Excerpts from a figure dataset
--------------------

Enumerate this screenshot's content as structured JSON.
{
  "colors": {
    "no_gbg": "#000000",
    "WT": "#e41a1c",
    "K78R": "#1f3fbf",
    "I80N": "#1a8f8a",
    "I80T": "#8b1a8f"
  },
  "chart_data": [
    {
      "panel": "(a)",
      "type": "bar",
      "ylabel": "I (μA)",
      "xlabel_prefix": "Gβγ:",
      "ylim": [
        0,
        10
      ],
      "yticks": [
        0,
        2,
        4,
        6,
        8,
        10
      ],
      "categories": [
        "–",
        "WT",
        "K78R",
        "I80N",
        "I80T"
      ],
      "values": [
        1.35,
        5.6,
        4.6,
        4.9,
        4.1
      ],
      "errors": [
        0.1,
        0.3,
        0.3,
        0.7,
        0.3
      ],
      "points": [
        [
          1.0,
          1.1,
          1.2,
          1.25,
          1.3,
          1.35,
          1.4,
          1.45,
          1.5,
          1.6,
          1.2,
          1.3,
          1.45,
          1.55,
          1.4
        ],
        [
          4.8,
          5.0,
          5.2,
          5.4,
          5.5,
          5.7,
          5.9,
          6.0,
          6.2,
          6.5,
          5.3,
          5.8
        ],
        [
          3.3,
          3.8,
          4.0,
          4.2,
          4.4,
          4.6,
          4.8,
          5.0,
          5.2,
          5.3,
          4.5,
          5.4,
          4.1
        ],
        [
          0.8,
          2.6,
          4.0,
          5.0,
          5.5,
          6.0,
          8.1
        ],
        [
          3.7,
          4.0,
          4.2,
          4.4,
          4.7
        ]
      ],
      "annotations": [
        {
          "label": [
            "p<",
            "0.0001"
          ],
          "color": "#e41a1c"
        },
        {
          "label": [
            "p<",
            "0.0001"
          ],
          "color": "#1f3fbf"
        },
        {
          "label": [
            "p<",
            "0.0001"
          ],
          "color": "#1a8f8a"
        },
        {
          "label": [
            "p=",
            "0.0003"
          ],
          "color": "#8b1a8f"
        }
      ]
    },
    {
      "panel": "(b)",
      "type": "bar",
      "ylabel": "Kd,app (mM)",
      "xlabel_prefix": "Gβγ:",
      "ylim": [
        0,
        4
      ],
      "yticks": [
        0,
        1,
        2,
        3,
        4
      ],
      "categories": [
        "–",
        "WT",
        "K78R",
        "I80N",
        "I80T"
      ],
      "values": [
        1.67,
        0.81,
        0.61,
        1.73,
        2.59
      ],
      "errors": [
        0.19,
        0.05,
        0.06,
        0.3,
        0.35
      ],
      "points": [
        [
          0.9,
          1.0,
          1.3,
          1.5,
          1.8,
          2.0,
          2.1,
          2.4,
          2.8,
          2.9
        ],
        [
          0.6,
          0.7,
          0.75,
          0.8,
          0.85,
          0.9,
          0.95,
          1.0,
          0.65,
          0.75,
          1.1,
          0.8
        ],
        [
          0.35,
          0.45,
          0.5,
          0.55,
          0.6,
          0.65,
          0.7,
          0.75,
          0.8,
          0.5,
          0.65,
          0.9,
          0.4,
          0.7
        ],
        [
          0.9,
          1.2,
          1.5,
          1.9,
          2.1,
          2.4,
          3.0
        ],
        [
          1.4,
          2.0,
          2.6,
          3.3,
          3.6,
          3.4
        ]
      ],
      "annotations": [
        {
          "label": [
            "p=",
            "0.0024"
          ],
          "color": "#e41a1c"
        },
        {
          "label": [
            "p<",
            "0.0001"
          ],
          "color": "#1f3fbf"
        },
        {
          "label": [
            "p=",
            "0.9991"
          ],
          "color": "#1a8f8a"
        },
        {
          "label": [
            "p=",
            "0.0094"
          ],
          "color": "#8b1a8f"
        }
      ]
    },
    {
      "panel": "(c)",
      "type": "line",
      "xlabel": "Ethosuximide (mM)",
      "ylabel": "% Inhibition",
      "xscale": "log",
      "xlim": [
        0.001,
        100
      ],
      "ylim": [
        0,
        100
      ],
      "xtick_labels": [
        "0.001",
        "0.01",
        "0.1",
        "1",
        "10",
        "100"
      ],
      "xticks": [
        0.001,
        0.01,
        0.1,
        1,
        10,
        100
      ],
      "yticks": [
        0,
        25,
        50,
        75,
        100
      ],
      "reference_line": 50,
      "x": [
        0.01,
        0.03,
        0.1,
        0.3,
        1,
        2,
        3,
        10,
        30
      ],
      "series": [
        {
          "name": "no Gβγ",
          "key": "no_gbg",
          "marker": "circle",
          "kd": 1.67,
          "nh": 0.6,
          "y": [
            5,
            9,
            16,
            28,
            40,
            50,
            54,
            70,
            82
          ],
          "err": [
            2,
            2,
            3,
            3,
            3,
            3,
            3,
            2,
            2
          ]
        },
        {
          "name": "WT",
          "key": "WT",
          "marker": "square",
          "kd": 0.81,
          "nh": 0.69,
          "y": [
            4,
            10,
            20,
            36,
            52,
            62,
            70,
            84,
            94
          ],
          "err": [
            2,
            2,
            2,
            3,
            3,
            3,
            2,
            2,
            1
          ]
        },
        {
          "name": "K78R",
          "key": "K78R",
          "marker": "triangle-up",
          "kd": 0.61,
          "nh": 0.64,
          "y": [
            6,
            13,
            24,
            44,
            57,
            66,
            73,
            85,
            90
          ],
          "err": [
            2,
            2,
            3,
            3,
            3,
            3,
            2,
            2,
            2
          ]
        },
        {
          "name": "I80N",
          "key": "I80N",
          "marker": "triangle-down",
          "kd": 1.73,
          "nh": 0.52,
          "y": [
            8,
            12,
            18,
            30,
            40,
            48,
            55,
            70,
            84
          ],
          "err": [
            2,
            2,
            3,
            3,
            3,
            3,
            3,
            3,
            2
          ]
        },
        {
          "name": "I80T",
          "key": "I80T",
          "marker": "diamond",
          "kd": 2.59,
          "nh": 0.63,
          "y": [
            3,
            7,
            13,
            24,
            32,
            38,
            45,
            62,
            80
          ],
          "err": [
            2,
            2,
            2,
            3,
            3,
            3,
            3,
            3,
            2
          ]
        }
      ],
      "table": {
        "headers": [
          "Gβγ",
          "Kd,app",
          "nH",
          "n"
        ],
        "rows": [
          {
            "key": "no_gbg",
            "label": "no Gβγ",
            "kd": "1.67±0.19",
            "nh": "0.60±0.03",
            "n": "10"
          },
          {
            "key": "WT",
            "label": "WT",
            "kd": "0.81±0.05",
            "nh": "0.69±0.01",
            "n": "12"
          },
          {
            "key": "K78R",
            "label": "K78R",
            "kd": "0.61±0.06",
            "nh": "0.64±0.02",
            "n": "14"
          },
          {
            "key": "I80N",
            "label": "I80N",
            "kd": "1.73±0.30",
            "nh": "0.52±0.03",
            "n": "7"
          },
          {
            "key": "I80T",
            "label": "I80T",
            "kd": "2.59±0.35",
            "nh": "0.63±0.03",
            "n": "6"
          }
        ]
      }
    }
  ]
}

--------------------

Copy all lines from the material that include "marker".

EXERCISE ANSWER
          "marker": "circle",
          "marker": "square",
          "marker": "triangle-up",
          "marker": "triangle-down",
          "marker": "diamond",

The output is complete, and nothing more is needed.